* **Objective**
Give back each entry unchanged, minus pictures.

(Collected data entries)
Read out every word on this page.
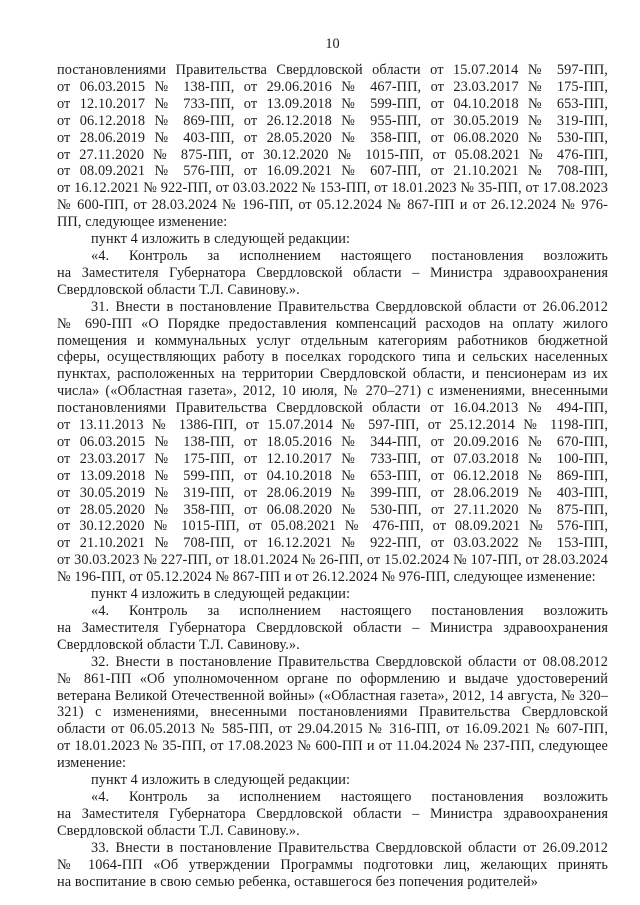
10

постановлениями Правительства Свердловской области от 15.07.2014 № 597-ПП, от 06.03.2015 № 138-ПП, от 29.06.2016 № 467-ПП, от 23.03.2017 № 175-ПП, от 12.10.2017 № 733-ПП, от 13.09.2018 № 599-ПП, от 04.10.2018 № 653-ПП, от 06.12.2018 № 869-ПП, от 26.12.2018 № 955-ПП, от 30.05.2019 № 319-ПП, от 28.06.2019 № 403-ПП, от 28.05.2020 № 358-ПП, от 06.08.2020 № 530-ПП, от 27.11.2020 № 875-ПП, от 30.12.2020 № 1015-ПП, от 05.08.2021 № 476-ПП, от 08.09.2021 № 576-ПП, от 16.09.2021 № 607-ПП, от 21.10.2021 № 708-ПП, от 16.12.2021 № 922-ПП, от 03.03.2022 № 153-ПП, от 18.01.2023 № 35-ПП, от 17.08.2023 № 600-ПП, от 28.03.2024 № 196-ПП, от 05.12.2024 № 867-ПП и от 26.12.2024 № 976-ПП, следующее изменение:

пункт 4 изложить в следующей редакции:

«4. Контроль за исполнением настоящего постановления возложить на Заместителя Губернатора Свердловской области – Министра здравоохранения Свердловской области Т.Л. Савинову.».

31. Внести в постановление Правительства Свердловской области от 26.06.2012 № 690-ПП «О Порядке предоставления компенсаций расходов на оплату жилого помещения и коммунальных услуг отдельным категориям работников бюджетной сферы, осуществляющих работу в поселках городского типа и сельских населенных пунктах, расположенных на территории Свердловской области, и пенсионерам из их числа» («Областная газета», 2012, 10 июля, № 270–271) с изменениями, внесенными постановлениями Правительства Свердловской области от 16.04.2013 № 494-ПП, от 13.11.2013 № 1386-ПП, от 15.07.2014 № 597-ПП, от 25.12.2014 № 1198-ПП, от 06.03.2015 № 138-ПП, от 18.05.2016 № 344-ПП, от 20.09.2016 № 670-ПП, от 23.03.2017 № 175-ПП, от 12.10.2017 № 733-ПП, от 07.03.2018 № 100-ПП, от 13.09.2018 № 599-ПП, от 04.10.2018 № 653-ПП, от 06.12.2018 № 869-ПП, от 30.05.2019 № 319-ПП, от 28.06.2019 № 399-ПП, от 28.06.2019 № 403-ПП, от 28.05.2020 № 358-ПП, от 06.08.2020 № 530-ПП, от 27.11.2020 № 875-ПП, от 30.12.2020 № 1015-ПП, от 05.08.2021 № 476-ПП, от 08.09.2021 № 576-ПП, от 21.10.2021 № 708-ПП, от 16.12.2021 № 922-ПП, от 03.03.2022 № 153-ПП, от 30.03.2023 № 227-ПП, от 18.01.2024 № 26-ПП, от 15.02.2024 № 107-ПП, от 28.03.2024 № 196-ПП, от 05.12.2024 № 867-ПП и от 26.12.2024 № 976-ПП, следующее изменение:

пункт 4 изложить в следующей редакции:

«4. Контроль за исполнением настоящего постановления возложить на Заместителя Губернатора Свердловской области – Министра здравоохранения Свердловской области Т.Л. Савинову.».

32. Внести в постановление Правительства Свердловской области от 08.08.2012 № 861-ПП «Об уполномоченном органе по оформлению и выдаче удостоверений ветерана Великой Отечественной войны» («Областная газета», 2012, 14 августа, № 320–321) с изменениями, внесенными постановлениями Правительства Свердловской области от 06.05.2013 № 585-ПП, от 29.04.2015 № 316-ПП, от 16.09.2021 № 607-ПП, от 18.01.2023 № 35-ПП, от 17.08.2023 № 600-ПП и от 11.04.2024 № 237-ПП, следующее изменение:

пункт 4 изложить в следующей редакции:

«4. Контроль за исполнением настоящего постановления возложить на Заместителя Губернатора Свердловской области – Министра здравоохранения Свердловской области Т.Л. Савинову.».

33. Внести в постановление Правительства Свердловской области от 26.09.2012 № 1064-ПП «Об утверждении Программы подготовки лиц, желающих принять на воспитание в свою семью ребенка, оставшегося без попечения родителей»
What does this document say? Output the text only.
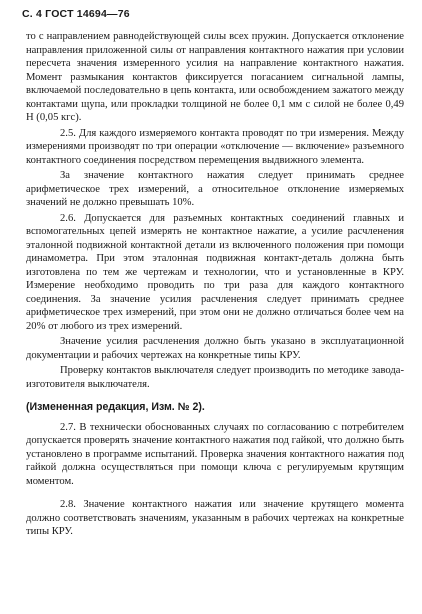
С. 4 ГОСТ 14694—76

то с направлением равнодействующей силы всех пружин. Допускается отклонение направления приложенной силы от направления контактного нажатия при условии пересчета значения измеренного усилия на направление контактного нажатия. Момент размыкания контактов фиксируется погасанием сигнальной лампы, включаемой последовательно в цепь контакта, или освобождением зажатого между контактами щупа, или прокладки толщиной не более 0,1 мм с силой не более 0,49 Н (0,05 кгс).

2.5. Для каждого измеряемого контакта проводят по три измерения. Между измерениями производят по три операции «отключение — включение» разъемного контактного соединения посредством перемещения выдвижного элемента.

За значение контактного нажатия следует принимать среднее арифметическое трех измерений, а относительное отклонение измеряемых значений не должно превышать 10%.

2.6. Допускается для разъемных контактных соединений главных и вспомогательных цепей измерять не контактное нажатие, а усилие расчленения эталонной подвижной контактной детали из включенного положения при помощи динамометра. При этом эталонная подвижная контакт-деталь должна быть изготовлена по тем же чертежам и технологии, что и установленные в КРУ. Измерение необходимо проводить по три раза для каждого контактного соединения. За значение усилия расчленения следует принимать среднее арифметическое трех измерений, при этом они не должно отличаться более чем на 20% от любого из трех измерений.

Значение усилия расчленения должно быть указано в эксплуатационной документации и рабочих чертежах на конкретные типы КРУ.

Проверку контактов выключателя следует производить по методике завода-изготовителя выключателя.

(Измененная редакция, Изм. № 2).

2.7. В технически обоснованных случаях по согласованию с потребителем допускается проверять значение контактного нажатия под гайкой, что должно быть установлено в программе испытаний. Проверка значения контактного нажатия под гайкой должна осуществляться при помощи ключа с регулируемым крутящим моментом.

2.8. Значение контактного нажатия или значение крутящего момента должно соответствовать значениям, указанным в рабочих чертежах на конкретные типы КРУ.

* **Output for this exercise**
Read out every word on this page.
10

постановлениями Правительства Свердловской области от 15.07.2014 № 597-ПП, от 06.03.2015 № 138-ПП, от 29.06.2016 № 467-ПП, от 23.03.2017 № 175-ПП, от 12.10.2017 № 733-ПП, от 13.09.2018 № 599-ПП, от 04.10.2018 № 653-ПП, от 06.12.2018 № 869-ПП, от 26.12.2018 № 955-ПП, от 30.05.2019 № 319-ПП, от 28.06.2019 № 403-ПП, от 28.05.2020 № 358-ПП, от 06.08.2020 № 530-ПП, от 27.11.2020 № 875-ПП, от 30.12.2020 № 1015-ПП, от 05.08.2021 № 476-ПП, от 08.09.2021 № 576-ПП, от 16.09.2021 № 607-ПП, от 21.10.2021 № 708-ПП, от 16.12.2021 № 922-ПП, от 03.03.2022 № 153-ПП, от 18.01.2023 № 35-ПП, от 17.08.2023 № 600-ПП, от 28.03.2024 № 196-ПП, от 05.12.2024 № 867-ПП и от 26.12.2024 № 976-ПП, следующее изменение:

пункт 4 изложить в следующей редакции:

«4. Контроль за исполнением настоящего постановления возложить на Заместителя Губернатора Свердловской области – Министра здравоохранения Свердловской области Т.Л. Савинову.».

31. Внести в постановление Правительства Свердловской области от 26.06.2012 № 690-ПП «О Порядке предоставления компенсаций расходов на оплату жилого помещения и коммунальных услуг отдельным категориям работников бюджетной сферы, осуществляющих работу в поселках городского типа и сельских населенных пунктах, расположенных на территории Свердловской области, и пенсионерам из их числа» («Областная газета», 2012, 10 июля, № 270–271) с изменениями, внесенными постановлениями Правительства Свердловской области от 16.04.2013 № 494-ПП, от 13.11.2013 № 1386-ПП, от 15.07.2014 № 597-ПП, от 25.12.2014 № 1198-ПП, от 06.03.2015 № 138-ПП, от 18.05.2016 № 344-ПП, от 20.09.2016 № 670-ПП, от 23.03.2017 № 175-ПП, от 12.10.2017 № 733-ПП, от 07.03.2018 № 100-ПП, от 13.09.2018 № 599-ПП, от 04.10.2018 № 653-ПП, от 06.12.2018 № 869-ПП, от 30.05.2019 № 319-ПП, от 28.06.2019 № 399-ПП, от 28.06.2019 № 403-ПП, от 28.05.2020 № 358-ПП, от 06.08.2020 № 530-ПП, от 27.11.2020 № 875-ПП, от 30.12.2020 № 1015-ПП, от 05.08.2021 № 476-ПП, от 08.09.2021 № 576-ПП, от 21.10.2021 № 708-ПП, от 16.12.2021 № 922-ПП, от 03.03.2022 № 153-ПП, от 30.03.2023 № 227-ПП, от 18.01.2024 № 26-ПП, от 15.02.2024 № 107-ПП, от 28.03.2024 № 196-ПП, от 05.12.2024 № 867-ПП и от 26.12.2024 № 976-ПП, следующее изменение:

пункт 4 изложить в следующей редакции:

«4. Контроль за исполнением настоящего постановления возложить на Заместителя Губернатора Свердловской области – Министра здравоохранения Свердловской области Т.Л. Савинову.».

32. Внести в постановление Правительства Свердловской области от 08.08.2012 № 861-ПП «Об уполномоченном органе по оформлению и выдаче удостоверений ветерана Великой Отечественной войны» («Областная газета», 2012, 14 августа, № 320–321) с изменениями, внесенными постановлениями Правительства Свердловской области от 06.05.2013 № 585-ПП, от 29.04.2015 № 316-ПП, от 16.09.2021 № 607-ПП, от 18.01.2023 № 35-ПП, от 17.08.2023 № 600-ПП и от 11.04.2024 № 237-ПП, следующее изменение:

пункт 4 изложить в следующей редакции:

«4. Контроль за исполнением настоящего постановления возложить на Заместителя Губернатора Свердловской области – Министра здравоохранения Свердловской области Т.Л. Савинову.».

33. Внести в постановление Правительства Свердловской области от 26.09.2012 № 1064-ПП «Об утверждении Программы подготовки лиц, желающих принять на воспитание в свою семью ребенка, оставшегося без попечения родителей»
What does this document say? Output the text only.
С. 4 ГОСТ 14694—76

то с направлением равнодействующей силы всех пружин. Допускается отклонение направления приложенной силы от направления контактного нажатия при условии пересчета значения измеренного усилия на направление контактного нажатия. Момент размыкания контактов фиксируется погасанием сигнальной лампы, включаемой последовательно в цепь контакта, или освобождением зажатого между контактами щупа, или прокладки толщиной не более 0,1 мм с силой не более 0,49 Н (0,05 кгс).

2.5. Для каждого измеряемого контакта проводят по три измерения. Между измерениями производят по три операции «отключение — включение» разъемного контактного соединения посредством перемещения выдвижного элемента.

За значение контактного нажатия следует принимать среднее арифметическое трех измерений, а относительное отклонение измеряемых значений не должно превышать 10%.

2.6. Допускается для разъемных контактных соединений главных и вспомогательных цепей измерять не контактное нажатие, а усилие расчленения эталонной подвижной контактной детали из включенного положения при помощи динамометра. При этом эталонная подвижная контакт-деталь должна быть изготовлена по тем же чертежам и технологии, что и установленные в КРУ. Измерение необходимо проводить по три раза для каждого контактного соединения. За значение усилия расчленения следует принимать среднее арифметическое трех измерений, при этом они не должно отличаться более чем на 20% от любого из трех измерений.

Значение усилия расчленения должно быть указано в эксплуатационной документации и рабочих чертежах на конкретные типы КРУ.

Проверку контактов выключателя следует производить по методике завода-изготовителя выключателя.

(Измененная редакция, Изм. № 2).

2.7. В технически обоснованных случаях по согласованию с потребителем допускается проверять значение контактного нажатия под гайкой, что должно быть установлено в программе испытаний. Проверка значения контактного нажатия под гайкой должна осуществляться при помощи ключа с регулируемым крутящим моментом.

2.8. Значение контактного нажатия или значение крутящего момента должно соответствовать значениям, указанным в рабочих чертежах на конкретные типы КРУ.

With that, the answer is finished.